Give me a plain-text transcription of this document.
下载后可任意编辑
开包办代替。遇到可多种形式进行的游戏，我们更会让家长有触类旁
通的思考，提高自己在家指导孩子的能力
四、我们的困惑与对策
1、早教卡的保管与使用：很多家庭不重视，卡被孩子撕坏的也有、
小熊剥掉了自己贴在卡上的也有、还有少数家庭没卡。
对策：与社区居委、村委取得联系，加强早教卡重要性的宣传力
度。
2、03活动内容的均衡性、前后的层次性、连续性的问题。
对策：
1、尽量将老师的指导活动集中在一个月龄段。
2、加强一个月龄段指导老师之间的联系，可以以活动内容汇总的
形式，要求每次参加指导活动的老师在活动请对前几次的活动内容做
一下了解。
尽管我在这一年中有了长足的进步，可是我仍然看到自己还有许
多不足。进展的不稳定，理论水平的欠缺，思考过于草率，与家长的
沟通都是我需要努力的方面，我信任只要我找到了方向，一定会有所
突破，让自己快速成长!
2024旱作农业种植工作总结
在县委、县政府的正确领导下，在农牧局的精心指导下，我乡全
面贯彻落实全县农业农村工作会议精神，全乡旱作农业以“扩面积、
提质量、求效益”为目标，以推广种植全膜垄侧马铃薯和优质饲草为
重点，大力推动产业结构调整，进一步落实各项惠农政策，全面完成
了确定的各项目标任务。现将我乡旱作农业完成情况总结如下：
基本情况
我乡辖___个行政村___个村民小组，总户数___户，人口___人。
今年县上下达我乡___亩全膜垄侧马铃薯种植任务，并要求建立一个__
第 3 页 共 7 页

■ ■ ■ ■

Return all of the entries exactly as they were supplied.

PROBLEM SOLUTION:
Give me a plain-text transcription of this document.
下载后可任意编辑
开包办代替。遇到可多种形式进行的游戏，我们更会让家长有触类旁
通的思考，提高自己在家指导孩子的能力
四、我们的困惑与对策
1、早教卡的保管与使用：很多家庭不重视，卡被孩子撕坏的也有、
小熊剥掉了自己贴在卡上的也有、还有少数家庭没卡。
对策：与社区居委、村委取得联系，加强早教卡重要性的宣传力
度。
2、03活动内容的均衡性、前后的层次性、连续性的问题。
对策：
1、尽量将老师的指导活动集中在一个月龄段。
2、加强一个月龄段指导老师之间的联系，可以以活动内容汇总的
形式，要求每次参加指导活动的老师在活动请对前几次的活动内容做
一下了解。
尽管我在这一年中有了长足的进步，可是我仍然看到自己还有许
多不足。进展的不稳定，理论水平的欠缺，思考过于草率，与家长的
沟通都是我需要努力的方面，我信任只要我找到了方向，一定会有所
突破，让自己快速成长!
2024旱作农业种植工作总结
在县委、县政府的正确领导下，在农牧局的精心指导下，我乡全
面贯彻落实全县农业农村工作会议精神，全乡旱作农业以“扩面积、
提质量、求效益”为目标，以推广种植全膜垄侧马铃薯和优质饲草为
重点，大力推动产业结构调整，进一步落实各项惠农政策，全面完成
了确定的各项目标任务。现将我乡旱作农业完成情况总结如下：
基本情况
我乡辖___个行政村___个村民小组，总户数___户，人口___人。
今年县上下达我乡___亩全膜垄侧马铃薯种植任务，并要求建立一个__
第 3 页 共 7 页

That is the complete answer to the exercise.